• [WORK TO COMPLETE] Return every record below exactly as written, but leave out the pictures.

• [RECORDS FOR THE EXERCISE]
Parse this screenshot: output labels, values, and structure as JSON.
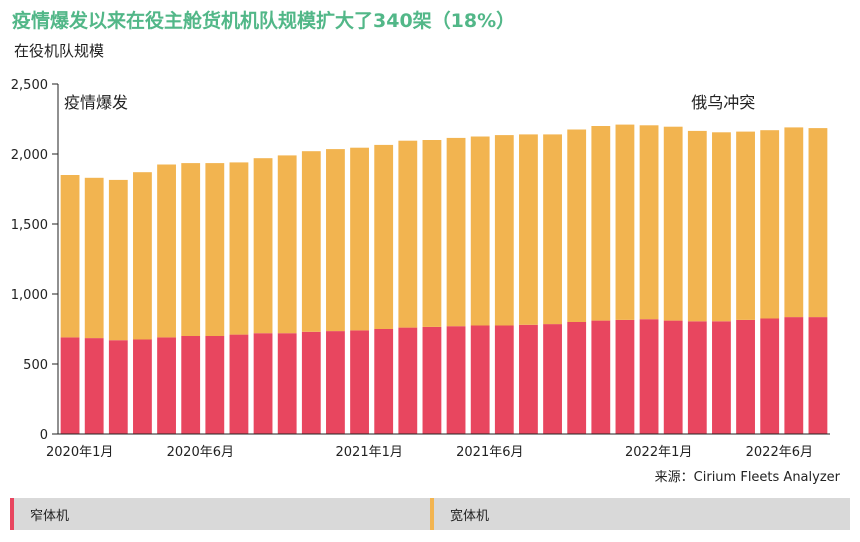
{
  "header": {
    "title": "疫情爆发以来在役主舱货机机队规模扩大了340架（18%）",
    "subtitle": "在役机队规模"
  },
  "source": "来源：Cirium Fleets Analyzer",
  "colors": {
    "narrowbody": "#e8465f",
    "widebody": "#f2b450",
    "title": "#52b788",
    "axis": "#222222",
    "legend_bg": "#d9d9d9"
  },
  "legend": [
    {
      "label": "窄体机",
      "color": "#e8465f"
    },
    {
      "label": "宽体机",
      "color": "#f2b450"
    }
  ],
  "chart_data": {
    "type": "bar",
    "stacked": true,
    "ylim": [
      0,
      2500
    ],
    "yticks": [
      "0",
      "500",
      "1,000",
      "1,500",
      "2,000",
      "2,500"
    ],
    "ytick_values": [
      0,
      500,
      1000,
      1500,
      2000,
      2500
    ],
    "xtick_labels": [
      {
        "index": 0,
        "label": "2020年1月"
      },
      {
        "index": 5,
        "label": "2020年6月"
      },
      {
        "index": 12,
        "label": "2021年1月"
      },
      {
        "index": 17,
        "label": "2021年6月"
      },
      {
        "index": 24,
        "label": "2022年1月"
      },
      {
        "index": 29,
        "label": "2022年6月"
      }
    ],
    "annotations": [
      {
        "text": "疫情爆发",
        "index": 0
      },
      {
        "text": "俄乌冲突",
        "index": 26
      }
    ],
    "categories": [
      "2020-01",
      "2020-02",
      "2020-03",
      "2020-04",
      "2020-05",
      "2020-06",
      "2020-07",
      "2020-08",
      "2020-09",
      "2020-10",
      "2020-11",
      "2020-12",
      "2021-01",
      "2021-02",
      "2021-03",
      "2021-04",
      "2021-05",
      "2021-06",
      "2021-07",
      "2021-08",
      "2021-09",
      "2021-10",
      "2021-11",
      "2021-12",
      "2022-01",
      "2022-02",
      "2022-03",
      "2022-04",
      "2022-05",
      "2022-06",
      "2022-07",
      "2022-08"
    ],
    "series": [
      {
        "name": "窄体机",
        "color": "#e8465f",
        "values": [
          690,
          685,
          670,
          675,
          690,
          700,
          700,
          710,
          720,
          720,
          730,
          735,
          740,
          750,
          760,
          765,
          770,
          775,
          775,
          780,
          785,
          800,
          810,
          815,
          820,
          810,
          805,
          805,
          815,
          825,
          835,
          835
        ]
      },
      {
        "name": "宽体机",
        "color": "#f2b450",
        "values": [
          1160,
          1145,
          1145,
          1195,
          1235,
          1235,
          1235,
          1230,
          1250,
          1270,
          1290,
          1300,
          1305,
          1315,
          1335,
          1335,
          1345,
          1350,
          1360,
          1360,
          1355,
          1375,
          1390,
          1395,
          1385,
          1385,
          1360,
          1350,
          1345,
          1345,
          1355,
          1350
        ]
      }
    ]
  }
}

• [EXPECTED OUTPUT]
Parse this screenshot: output labels, values, and structure as JSON.
{
  "header": {
    "title": "疫情爆发以来在役主舱货机机队规模扩大了340架（18%）",
    "subtitle": "在役机队规模"
  },
  "source": "来源：Cirium Fleets Analyzer",
  "colors": {
    "narrowbody": "#e8465f",
    "widebody": "#f2b450",
    "title": "#52b788",
    "axis": "#222222",
    "legend_bg": "#d9d9d9"
  },
  "legend": [
    {
      "label": "窄体机",
      "color": "#e8465f"
    },
    {
      "label": "宽体机",
      "color": "#f2b450"
    }
  ],
  "chart_data": {
    "type": "bar",
    "stacked": true,
    "ylim": [
      0,
      2500
    ],
    "yticks": [
      "0",
      "500",
      "1,000",
      "1,500",
      "2,000",
      "2,500"
    ],
    "ytick_values": [
      0,
      500,
      1000,
      1500,
      2000,
      2500
    ],
    "xtick_labels": [
      {
        "index": 0,
        "label": "2020年1月"
      },
      {
        "index": 5,
        "label": "2020年6月"
      },
      {
        "index": 12,
        "label": "2021年1月"
      },
      {
        "index": 17,
        "label": "2021年6月"
      },
      {
        "index": 24,
        "label": "2022年1月"
      },
      {
        "index": 29,
        "label": "2022年6月"
      }
    ],
    "annotations": [
      {
        "text": "疫情爆发",
        "index": 0
      },
      {
        "text": "俄乌冲突",
        "index": 26
      }
    ],
    "categories": [
      "2020-01",
      "2020-02",
      "2020-03",
      "2020-04",
      "2020-05",
      "2020-06",
      "2020-07",
      "2020-08",
      "2020-09",
      "2020-10",
      "2020-11",
      "2020-12",
      "2021-01",
      "2021-02",
      "2021-03",
      "2021-04",
      "2021-05",
      "2021-06",
      "2021-07",
      "2021-08",
      "2021-09",
      "2021-10",
      "2021-11",
      "2021-12",
      "2022-01",
      "2022-02",
      "2022-03",
      "2022-04",
      "2022-05",
      "2022-06",
      "2022-07",
      "2022-08"
    ],
    "series": [
      {
        "name": "窄体机",
        "color": "#e8465f",
        "values": [
          690,
          685,
          670,
          675,
          690,
          700,
          700,
          710,
          720,
          720,
          730,
          735,
          740,
          750,
          760,
          765,
          770,
          775,
          775,
          780,
          785,
          800,
          810,
          815,
          820,
          810,
          805,
          805,
          815,
          825,
          835,
          835
        ]
      },
      {
        "name": "宽体机",
        "color": "#f2b450",
        "values": [
          1160,
          1145,
          1145,
          1195,
          1235,
          1235,
          1235,
          1230,
          1250,
          1270,
          1290,
          1300,
          1305,
          1315,
          1335,
          1335,
          1345,
          1350,
          1360,
          1360,
          1355,
          1375,
          1390,
          1395,
          1385,
          1385,
          1360,
          1350,
          1345,
          1345,
          1355,
          1350
        ]
      }
    ]
  }
}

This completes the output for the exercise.